Your goal: Copy out the lines that have "value" in them.

Entries:
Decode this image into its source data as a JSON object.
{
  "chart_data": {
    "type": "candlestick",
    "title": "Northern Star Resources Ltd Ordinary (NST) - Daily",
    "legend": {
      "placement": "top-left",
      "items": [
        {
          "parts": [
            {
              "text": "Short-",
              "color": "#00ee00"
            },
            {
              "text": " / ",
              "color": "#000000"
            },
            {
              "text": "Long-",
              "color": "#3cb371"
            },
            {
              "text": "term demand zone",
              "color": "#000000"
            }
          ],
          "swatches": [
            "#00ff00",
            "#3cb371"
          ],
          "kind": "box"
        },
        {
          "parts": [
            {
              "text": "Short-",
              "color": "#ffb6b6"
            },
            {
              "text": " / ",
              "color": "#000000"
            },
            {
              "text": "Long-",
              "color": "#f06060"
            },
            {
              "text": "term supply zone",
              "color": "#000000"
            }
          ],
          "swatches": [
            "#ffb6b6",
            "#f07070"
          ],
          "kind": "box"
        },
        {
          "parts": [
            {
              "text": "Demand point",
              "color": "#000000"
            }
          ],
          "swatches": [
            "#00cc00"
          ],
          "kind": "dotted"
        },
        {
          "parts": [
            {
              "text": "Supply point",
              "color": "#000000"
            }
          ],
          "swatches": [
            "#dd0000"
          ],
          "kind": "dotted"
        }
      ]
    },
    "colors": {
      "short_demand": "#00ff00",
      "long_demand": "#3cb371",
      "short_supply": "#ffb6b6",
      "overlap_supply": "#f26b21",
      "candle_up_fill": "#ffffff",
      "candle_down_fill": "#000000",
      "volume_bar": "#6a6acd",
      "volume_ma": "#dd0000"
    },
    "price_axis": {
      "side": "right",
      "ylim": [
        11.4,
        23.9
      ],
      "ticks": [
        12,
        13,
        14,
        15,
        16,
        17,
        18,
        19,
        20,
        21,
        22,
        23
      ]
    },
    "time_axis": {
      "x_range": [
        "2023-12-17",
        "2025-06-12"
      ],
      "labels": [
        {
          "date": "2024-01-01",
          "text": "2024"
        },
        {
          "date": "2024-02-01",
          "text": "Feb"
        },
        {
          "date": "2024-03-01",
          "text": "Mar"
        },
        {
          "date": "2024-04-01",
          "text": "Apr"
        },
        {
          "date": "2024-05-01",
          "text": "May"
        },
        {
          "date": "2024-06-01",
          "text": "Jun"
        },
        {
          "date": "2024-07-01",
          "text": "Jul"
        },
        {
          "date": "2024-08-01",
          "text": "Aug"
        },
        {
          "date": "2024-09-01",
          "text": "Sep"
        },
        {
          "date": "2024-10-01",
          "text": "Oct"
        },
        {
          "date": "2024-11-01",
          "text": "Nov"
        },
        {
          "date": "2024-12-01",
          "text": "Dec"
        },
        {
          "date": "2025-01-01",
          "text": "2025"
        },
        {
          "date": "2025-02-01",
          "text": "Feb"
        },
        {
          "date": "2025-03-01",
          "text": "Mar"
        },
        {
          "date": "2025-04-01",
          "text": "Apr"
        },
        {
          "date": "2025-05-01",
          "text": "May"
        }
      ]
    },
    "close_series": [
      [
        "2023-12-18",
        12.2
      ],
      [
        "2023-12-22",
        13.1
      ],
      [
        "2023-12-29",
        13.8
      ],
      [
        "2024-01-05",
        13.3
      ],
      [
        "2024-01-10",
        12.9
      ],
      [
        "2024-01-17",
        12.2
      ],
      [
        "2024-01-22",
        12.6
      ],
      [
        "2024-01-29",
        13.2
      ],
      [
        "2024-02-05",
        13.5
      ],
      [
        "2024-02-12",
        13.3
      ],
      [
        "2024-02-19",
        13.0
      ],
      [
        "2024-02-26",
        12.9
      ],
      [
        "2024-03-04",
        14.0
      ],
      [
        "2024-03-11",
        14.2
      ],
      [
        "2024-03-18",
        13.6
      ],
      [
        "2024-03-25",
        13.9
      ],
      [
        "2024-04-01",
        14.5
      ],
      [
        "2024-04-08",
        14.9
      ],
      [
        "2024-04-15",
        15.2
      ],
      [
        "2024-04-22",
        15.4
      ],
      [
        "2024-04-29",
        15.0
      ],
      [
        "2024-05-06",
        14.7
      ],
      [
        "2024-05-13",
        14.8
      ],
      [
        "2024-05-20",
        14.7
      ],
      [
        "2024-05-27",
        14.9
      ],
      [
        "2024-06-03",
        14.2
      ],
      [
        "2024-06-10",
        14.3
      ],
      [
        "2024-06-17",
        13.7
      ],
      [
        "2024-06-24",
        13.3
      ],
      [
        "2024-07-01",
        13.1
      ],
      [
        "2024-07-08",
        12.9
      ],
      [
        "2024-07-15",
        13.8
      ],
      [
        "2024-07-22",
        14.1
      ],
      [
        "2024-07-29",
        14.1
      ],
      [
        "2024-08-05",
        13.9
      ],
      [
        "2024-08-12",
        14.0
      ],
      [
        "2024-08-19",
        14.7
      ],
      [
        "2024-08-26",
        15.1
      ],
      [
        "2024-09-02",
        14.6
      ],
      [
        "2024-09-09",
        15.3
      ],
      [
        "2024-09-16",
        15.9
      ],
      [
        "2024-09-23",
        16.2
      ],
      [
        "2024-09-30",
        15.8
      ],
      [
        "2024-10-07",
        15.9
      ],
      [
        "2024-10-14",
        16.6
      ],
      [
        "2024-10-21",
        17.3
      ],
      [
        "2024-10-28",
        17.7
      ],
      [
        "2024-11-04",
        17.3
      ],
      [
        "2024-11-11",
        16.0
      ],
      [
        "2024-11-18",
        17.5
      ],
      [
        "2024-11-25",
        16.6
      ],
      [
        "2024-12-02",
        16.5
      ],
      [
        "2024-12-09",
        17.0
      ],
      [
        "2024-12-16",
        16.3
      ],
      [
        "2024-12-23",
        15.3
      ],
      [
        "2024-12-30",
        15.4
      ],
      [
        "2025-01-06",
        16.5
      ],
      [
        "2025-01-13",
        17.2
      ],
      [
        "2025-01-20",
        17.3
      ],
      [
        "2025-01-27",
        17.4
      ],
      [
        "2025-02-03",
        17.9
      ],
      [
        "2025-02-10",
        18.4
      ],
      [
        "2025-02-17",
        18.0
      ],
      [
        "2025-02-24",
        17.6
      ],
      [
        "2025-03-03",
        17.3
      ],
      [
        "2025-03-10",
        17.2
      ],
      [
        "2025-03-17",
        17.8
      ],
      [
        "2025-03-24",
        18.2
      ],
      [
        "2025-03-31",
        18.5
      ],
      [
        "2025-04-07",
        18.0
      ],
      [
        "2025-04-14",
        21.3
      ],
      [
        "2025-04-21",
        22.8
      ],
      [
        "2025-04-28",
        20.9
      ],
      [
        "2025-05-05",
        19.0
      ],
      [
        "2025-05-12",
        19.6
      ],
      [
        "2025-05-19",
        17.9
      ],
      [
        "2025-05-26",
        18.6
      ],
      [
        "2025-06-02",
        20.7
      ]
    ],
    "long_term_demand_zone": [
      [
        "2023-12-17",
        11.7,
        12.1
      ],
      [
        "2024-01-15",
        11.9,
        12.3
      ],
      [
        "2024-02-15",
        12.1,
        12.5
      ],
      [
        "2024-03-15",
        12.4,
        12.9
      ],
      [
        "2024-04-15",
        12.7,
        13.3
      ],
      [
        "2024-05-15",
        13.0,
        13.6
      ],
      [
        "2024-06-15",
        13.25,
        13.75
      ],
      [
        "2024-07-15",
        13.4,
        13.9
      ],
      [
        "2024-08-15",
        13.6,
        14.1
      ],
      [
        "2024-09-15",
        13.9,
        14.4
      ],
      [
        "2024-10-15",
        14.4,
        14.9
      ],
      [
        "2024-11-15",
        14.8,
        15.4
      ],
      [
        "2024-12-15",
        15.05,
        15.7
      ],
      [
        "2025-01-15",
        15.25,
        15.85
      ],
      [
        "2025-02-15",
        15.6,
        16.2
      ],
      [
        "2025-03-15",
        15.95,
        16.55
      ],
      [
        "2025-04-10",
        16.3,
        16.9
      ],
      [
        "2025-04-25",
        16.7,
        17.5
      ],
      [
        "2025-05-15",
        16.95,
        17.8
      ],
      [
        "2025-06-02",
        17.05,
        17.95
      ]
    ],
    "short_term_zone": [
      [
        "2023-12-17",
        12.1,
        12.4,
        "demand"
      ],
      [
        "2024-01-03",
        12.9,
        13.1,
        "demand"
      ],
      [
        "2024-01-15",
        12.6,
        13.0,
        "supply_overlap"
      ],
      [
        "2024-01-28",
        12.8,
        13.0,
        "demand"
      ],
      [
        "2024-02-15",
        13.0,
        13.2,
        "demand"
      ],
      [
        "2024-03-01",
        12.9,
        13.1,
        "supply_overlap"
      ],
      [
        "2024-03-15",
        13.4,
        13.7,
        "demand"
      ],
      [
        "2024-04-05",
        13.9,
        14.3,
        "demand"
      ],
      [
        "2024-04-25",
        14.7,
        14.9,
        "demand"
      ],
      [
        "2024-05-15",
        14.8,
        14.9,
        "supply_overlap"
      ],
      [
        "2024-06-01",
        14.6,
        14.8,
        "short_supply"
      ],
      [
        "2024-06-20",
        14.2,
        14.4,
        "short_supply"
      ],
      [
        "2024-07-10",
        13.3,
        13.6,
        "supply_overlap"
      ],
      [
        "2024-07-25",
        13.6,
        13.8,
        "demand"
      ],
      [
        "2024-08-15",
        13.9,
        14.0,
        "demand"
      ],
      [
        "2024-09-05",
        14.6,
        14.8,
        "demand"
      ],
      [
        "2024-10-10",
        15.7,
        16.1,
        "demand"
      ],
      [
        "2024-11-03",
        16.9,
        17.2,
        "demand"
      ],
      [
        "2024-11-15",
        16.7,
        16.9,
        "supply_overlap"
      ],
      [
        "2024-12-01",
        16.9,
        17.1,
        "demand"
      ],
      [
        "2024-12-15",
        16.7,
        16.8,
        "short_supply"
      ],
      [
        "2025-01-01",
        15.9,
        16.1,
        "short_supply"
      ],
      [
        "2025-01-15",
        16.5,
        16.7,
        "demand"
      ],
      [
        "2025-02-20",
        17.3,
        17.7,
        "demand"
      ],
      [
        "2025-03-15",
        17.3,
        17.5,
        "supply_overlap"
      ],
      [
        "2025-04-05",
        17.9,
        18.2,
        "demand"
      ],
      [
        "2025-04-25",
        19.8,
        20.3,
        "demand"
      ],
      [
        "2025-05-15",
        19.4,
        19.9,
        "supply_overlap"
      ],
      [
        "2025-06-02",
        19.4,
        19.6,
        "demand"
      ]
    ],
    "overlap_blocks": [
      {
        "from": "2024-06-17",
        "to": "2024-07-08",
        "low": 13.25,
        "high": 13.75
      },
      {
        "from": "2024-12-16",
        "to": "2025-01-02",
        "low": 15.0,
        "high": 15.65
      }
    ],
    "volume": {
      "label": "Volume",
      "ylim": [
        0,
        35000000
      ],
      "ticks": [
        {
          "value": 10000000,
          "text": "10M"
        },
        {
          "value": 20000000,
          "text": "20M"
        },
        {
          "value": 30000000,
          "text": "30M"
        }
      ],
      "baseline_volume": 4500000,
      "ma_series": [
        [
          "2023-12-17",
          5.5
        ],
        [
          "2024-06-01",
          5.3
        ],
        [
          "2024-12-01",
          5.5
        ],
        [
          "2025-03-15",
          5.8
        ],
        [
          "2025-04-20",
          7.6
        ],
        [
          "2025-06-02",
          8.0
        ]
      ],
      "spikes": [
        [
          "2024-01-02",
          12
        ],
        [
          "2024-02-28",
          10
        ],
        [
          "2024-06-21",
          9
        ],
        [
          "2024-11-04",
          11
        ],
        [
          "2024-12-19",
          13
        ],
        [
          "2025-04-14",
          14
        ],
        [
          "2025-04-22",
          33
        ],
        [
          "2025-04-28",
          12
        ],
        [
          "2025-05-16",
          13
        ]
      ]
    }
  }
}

Finished task:
          "value": 10000000,
          "value": 20000000,
          "value": 30000000,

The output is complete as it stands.